• **Task brief**
What lines of the data hold the string "Produkte"? Pull each one out.

• **Excerpts from a figure dataset**
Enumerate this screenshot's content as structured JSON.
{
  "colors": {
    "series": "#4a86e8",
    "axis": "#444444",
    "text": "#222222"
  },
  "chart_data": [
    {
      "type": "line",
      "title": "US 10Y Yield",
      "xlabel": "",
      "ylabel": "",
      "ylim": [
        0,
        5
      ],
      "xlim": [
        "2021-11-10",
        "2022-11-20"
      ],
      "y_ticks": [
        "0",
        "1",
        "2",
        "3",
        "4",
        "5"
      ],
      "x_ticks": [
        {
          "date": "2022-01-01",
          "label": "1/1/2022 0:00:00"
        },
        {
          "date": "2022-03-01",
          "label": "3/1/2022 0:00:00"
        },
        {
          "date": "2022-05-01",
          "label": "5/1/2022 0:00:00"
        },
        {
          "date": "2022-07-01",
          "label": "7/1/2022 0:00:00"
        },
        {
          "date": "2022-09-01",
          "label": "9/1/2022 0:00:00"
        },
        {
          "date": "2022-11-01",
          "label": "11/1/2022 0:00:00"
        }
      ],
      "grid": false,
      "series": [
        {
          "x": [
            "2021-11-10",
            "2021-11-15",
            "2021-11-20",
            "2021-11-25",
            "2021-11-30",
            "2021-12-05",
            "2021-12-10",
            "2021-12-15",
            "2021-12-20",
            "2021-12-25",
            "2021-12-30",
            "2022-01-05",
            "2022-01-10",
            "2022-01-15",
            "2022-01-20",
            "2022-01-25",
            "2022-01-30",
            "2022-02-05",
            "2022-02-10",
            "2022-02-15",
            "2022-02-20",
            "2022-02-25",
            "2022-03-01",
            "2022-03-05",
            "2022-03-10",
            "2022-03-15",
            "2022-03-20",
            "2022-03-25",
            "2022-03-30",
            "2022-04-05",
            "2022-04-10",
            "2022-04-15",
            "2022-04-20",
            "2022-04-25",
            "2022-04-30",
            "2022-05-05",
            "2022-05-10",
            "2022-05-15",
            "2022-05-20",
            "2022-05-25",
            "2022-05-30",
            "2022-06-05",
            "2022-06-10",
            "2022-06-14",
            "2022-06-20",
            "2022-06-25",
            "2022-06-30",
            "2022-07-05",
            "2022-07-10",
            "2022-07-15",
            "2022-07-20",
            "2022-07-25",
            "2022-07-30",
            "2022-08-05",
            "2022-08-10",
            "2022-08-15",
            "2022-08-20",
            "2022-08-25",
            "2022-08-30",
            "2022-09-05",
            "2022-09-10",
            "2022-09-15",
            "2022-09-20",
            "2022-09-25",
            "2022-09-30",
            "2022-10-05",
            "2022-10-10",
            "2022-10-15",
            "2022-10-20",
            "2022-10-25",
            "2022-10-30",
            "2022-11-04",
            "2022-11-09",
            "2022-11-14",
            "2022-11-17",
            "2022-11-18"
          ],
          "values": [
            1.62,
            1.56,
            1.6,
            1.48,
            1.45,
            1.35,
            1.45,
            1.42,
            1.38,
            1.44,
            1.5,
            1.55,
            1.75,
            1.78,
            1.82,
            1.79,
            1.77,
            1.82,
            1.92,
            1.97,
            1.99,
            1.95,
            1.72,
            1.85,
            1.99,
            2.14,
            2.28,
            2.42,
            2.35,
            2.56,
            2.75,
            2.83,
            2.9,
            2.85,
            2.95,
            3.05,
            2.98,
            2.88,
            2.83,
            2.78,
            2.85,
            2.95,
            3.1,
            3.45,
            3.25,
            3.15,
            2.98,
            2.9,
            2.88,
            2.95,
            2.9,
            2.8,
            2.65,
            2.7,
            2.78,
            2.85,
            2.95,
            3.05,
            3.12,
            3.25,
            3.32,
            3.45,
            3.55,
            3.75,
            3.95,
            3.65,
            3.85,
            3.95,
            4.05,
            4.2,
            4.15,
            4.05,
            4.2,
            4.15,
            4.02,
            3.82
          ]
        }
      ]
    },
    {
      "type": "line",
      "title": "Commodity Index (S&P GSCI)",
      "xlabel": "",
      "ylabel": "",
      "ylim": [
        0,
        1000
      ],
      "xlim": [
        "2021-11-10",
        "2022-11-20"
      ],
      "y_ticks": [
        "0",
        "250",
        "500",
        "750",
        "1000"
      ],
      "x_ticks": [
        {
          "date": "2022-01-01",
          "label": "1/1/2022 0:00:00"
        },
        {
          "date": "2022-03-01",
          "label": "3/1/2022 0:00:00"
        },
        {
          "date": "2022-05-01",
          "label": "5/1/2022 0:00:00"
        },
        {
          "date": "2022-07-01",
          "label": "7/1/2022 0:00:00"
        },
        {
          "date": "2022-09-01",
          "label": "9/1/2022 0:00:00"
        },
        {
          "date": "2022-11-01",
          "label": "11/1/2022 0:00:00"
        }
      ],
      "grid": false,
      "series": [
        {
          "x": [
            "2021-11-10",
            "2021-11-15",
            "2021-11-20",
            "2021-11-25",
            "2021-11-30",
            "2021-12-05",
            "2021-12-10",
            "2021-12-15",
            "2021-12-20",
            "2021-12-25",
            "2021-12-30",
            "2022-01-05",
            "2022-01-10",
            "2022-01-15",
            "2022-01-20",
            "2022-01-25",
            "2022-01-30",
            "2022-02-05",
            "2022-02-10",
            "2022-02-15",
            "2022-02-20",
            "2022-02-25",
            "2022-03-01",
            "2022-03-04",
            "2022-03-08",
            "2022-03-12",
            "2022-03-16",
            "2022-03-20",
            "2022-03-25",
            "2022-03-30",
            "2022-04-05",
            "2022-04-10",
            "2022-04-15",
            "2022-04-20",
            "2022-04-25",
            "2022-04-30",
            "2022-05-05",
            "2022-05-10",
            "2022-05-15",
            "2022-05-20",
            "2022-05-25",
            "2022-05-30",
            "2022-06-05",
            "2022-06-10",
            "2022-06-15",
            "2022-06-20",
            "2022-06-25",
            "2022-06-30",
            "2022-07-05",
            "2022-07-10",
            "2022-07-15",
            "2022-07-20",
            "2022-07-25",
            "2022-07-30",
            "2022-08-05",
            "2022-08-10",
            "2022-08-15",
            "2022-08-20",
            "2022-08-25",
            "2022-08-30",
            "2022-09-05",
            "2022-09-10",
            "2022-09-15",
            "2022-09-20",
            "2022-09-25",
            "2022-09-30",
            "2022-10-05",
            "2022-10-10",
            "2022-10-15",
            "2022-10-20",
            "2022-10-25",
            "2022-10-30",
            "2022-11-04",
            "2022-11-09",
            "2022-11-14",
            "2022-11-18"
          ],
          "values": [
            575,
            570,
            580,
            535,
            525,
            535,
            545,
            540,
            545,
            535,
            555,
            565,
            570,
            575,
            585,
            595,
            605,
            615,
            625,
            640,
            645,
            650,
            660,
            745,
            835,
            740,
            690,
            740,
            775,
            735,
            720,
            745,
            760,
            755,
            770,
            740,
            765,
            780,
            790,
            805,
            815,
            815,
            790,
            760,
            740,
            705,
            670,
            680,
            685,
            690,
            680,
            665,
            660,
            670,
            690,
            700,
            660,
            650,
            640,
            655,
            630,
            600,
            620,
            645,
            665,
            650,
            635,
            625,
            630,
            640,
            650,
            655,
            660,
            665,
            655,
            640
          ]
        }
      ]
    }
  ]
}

---

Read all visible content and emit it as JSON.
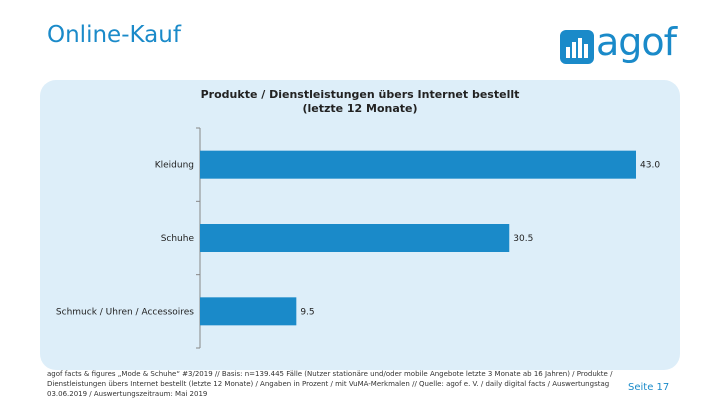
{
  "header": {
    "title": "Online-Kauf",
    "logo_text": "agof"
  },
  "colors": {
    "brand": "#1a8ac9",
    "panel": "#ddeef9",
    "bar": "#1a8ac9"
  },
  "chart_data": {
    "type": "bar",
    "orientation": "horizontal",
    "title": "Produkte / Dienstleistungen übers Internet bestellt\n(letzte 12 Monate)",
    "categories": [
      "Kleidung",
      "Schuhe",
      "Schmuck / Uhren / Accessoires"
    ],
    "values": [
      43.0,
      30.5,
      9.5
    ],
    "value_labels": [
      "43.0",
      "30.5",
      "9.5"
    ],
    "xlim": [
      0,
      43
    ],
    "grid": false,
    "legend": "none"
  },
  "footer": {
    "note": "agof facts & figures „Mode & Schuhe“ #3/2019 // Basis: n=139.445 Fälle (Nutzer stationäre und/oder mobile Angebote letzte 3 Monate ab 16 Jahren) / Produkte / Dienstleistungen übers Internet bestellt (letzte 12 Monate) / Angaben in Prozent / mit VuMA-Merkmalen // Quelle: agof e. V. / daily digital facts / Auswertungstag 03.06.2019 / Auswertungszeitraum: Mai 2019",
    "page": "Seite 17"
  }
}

• **Expected output**
    "title": "Produkte / Dienstleistungen übers Internet bestellt\n(letzte 12 Monate)",
    "note": "agof facts & figures „Mode & Schuhe“ #3/2019 // Basis: n=139.445 Fälle (Nutzer stationäre und/oder mobile Angebote letzte 3 Monate ab 16 Jahren) / Produkte / Dienstleistungen übers Internet bestellt (letzte 12 Monate) / Angaben in Prozent / mit VuMA-Merkmalen // Quelle: agof e. V. / daily digital facts / Auswertungstag 03.06.2019 / Auswertungszeitraum: Mai 2019",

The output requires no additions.